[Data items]
:::::

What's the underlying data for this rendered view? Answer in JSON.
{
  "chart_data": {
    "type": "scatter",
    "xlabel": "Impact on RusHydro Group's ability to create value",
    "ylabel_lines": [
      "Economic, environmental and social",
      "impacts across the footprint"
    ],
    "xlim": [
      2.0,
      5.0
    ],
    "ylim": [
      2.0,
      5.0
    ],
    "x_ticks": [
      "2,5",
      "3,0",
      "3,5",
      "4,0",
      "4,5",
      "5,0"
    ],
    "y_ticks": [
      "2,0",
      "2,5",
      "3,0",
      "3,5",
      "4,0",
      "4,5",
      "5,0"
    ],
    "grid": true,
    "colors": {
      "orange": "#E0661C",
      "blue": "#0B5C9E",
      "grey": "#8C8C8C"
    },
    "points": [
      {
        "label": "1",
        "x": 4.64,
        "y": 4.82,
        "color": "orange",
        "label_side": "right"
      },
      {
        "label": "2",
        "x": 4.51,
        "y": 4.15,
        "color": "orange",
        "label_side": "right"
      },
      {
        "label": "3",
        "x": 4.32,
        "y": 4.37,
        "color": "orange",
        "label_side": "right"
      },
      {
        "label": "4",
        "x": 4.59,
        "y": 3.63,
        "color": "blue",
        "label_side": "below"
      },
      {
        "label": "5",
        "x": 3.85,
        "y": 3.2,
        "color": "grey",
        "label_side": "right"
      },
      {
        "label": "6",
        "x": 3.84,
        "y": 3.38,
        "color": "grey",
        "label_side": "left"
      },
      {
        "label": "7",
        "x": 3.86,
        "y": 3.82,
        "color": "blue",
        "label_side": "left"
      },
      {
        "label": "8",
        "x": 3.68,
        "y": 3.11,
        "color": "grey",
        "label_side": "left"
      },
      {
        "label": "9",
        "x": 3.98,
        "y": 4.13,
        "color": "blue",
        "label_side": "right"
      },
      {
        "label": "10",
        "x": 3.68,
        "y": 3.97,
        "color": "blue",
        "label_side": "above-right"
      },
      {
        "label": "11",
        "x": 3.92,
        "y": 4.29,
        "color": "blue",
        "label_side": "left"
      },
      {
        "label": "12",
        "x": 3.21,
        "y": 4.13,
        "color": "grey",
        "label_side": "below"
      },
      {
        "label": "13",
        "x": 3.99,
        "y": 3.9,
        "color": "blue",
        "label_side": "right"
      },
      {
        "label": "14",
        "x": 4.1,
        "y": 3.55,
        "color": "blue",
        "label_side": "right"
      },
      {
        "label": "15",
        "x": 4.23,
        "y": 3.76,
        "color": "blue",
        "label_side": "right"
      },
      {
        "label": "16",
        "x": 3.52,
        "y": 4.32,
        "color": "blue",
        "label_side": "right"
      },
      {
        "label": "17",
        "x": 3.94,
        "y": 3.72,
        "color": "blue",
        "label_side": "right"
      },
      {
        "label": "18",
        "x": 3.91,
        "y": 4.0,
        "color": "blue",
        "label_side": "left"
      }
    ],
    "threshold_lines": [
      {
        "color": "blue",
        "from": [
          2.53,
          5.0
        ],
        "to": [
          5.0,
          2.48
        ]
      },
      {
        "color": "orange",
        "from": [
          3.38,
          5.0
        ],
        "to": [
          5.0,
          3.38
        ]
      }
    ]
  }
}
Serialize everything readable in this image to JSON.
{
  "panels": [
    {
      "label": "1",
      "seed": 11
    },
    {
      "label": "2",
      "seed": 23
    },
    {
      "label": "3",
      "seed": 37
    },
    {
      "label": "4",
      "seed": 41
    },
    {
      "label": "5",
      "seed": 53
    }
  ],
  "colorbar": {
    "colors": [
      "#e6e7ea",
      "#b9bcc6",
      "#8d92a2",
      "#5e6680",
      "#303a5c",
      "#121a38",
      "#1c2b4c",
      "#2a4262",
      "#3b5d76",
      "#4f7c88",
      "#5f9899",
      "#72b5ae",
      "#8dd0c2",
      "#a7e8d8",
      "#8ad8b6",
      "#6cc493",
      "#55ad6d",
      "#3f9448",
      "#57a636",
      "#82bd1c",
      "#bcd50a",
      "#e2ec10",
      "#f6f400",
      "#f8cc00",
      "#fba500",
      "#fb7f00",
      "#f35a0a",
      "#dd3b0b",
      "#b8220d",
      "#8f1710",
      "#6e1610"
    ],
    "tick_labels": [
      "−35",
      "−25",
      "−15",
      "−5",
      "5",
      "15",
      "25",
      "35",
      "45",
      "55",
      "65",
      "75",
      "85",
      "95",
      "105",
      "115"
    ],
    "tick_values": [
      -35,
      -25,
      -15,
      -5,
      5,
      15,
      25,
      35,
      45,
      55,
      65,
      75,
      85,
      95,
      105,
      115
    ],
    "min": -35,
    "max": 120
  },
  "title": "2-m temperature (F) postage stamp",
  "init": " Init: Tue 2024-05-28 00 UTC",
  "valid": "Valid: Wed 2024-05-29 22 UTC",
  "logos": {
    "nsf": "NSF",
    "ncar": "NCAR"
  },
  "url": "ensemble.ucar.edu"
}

:::::

*Objective*:
Show every line in the entries where the string "seed" occurs.

*The answer*:
      "seed": 11
      "seed": 23
      "seed": 37
      "seed": 41
      "seed": 53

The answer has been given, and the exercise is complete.